> STATED TASK: Each entry below should be returned exactly as is, with the pictures removed.

>> START

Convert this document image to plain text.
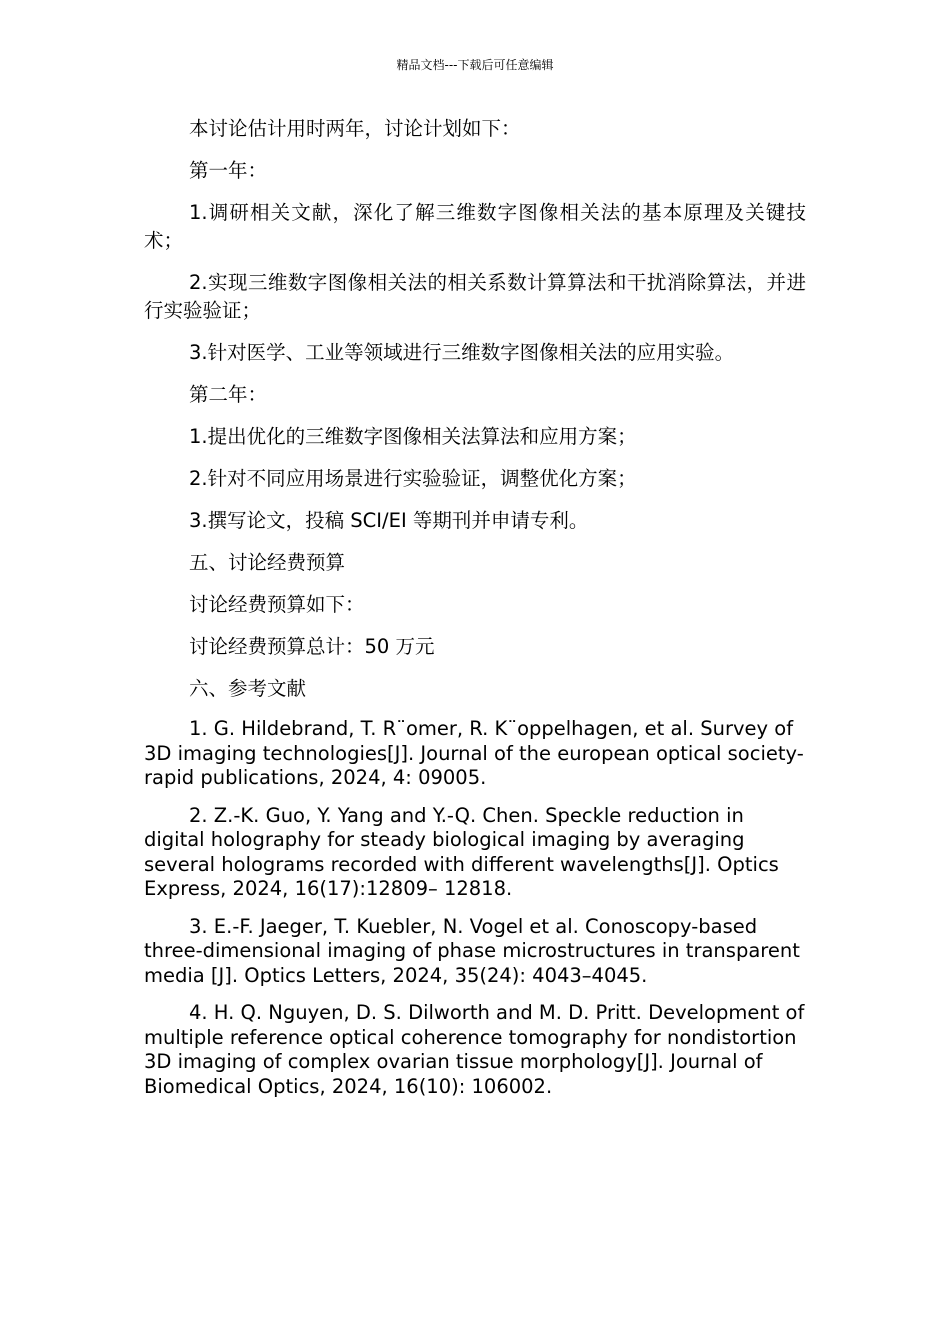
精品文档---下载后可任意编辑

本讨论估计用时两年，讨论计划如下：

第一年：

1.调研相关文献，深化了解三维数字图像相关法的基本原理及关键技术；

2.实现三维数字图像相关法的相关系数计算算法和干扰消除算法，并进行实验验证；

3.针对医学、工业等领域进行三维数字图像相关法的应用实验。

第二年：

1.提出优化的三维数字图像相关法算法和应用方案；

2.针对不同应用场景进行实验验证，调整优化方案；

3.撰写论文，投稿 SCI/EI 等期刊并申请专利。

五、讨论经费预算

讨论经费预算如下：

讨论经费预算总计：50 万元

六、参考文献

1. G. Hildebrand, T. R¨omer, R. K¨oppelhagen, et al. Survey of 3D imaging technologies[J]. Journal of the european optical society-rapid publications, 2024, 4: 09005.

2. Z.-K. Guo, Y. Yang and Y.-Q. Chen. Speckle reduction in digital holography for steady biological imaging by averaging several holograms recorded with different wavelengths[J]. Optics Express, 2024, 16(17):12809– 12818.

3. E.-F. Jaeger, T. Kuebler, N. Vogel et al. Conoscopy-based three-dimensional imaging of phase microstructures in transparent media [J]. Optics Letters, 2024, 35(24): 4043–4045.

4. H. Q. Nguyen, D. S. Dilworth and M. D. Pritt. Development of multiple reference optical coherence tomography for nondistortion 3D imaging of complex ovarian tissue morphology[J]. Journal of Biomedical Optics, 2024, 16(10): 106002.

>> END

> RESPONSE TO THIS EXERCISE:
Convert this document image to plain text.
精品文档---下载后可任意编辑

本讨论估计用时两年，讨论计划如下：

第一年：

1.调研相关文献，深化了解三维数字图像相关法的基本原理及关键技术；

2.实现三维数字图像相关法的相关系数计算算法和干扰消除算法，并进行实验验证；

3.针对医学、工业等领域进行三维数字图像相关法的应用实验。

第二年：

1.提出优化的三维数字图像相关法算法和应用方案；

2.针对不同应用场景进行实验验证，调整优化方案；

3.撰写论文，投稿 SCI/EI 等期刊并申请专利。

五、讨论经费预算

讨论经费预算如下：

讨论经费预算总计：50 万元

六、参考文献

1. G. Hildebrand, T. R¨omer, R. K¨oppelhagen, et al. Survey of 3D imaging technologies[J]. Journal of the european optical society-rapid publications, 2024, 4: 09005.

2. Z.-K. Guo, Y. Yang and Y.-Q. Chen. Speckle reduction in digital holography for steady biological imaging by averaging several holograms recorded with different wavelengths[J]. Optics Express, 2024, 16(17):12809– 12818.

3. E.-F. Jaeger, T. Kuebler, N. Vogel et al. Conoscopy-based three-dimensional imaging of phase microstructures in transparent media [J]. Optics Letters, 2024, 35(24): 4043–4045.

4. H. Q. Nguyen, D. S. Dilworth and M. D. Pritt. Development of multiple reference optical coherence tomography for nondistortion 3D imaging of complex ovarian tissue morphology[J]. Journal of Biomedical Optics, 2024, 16(10): 106002.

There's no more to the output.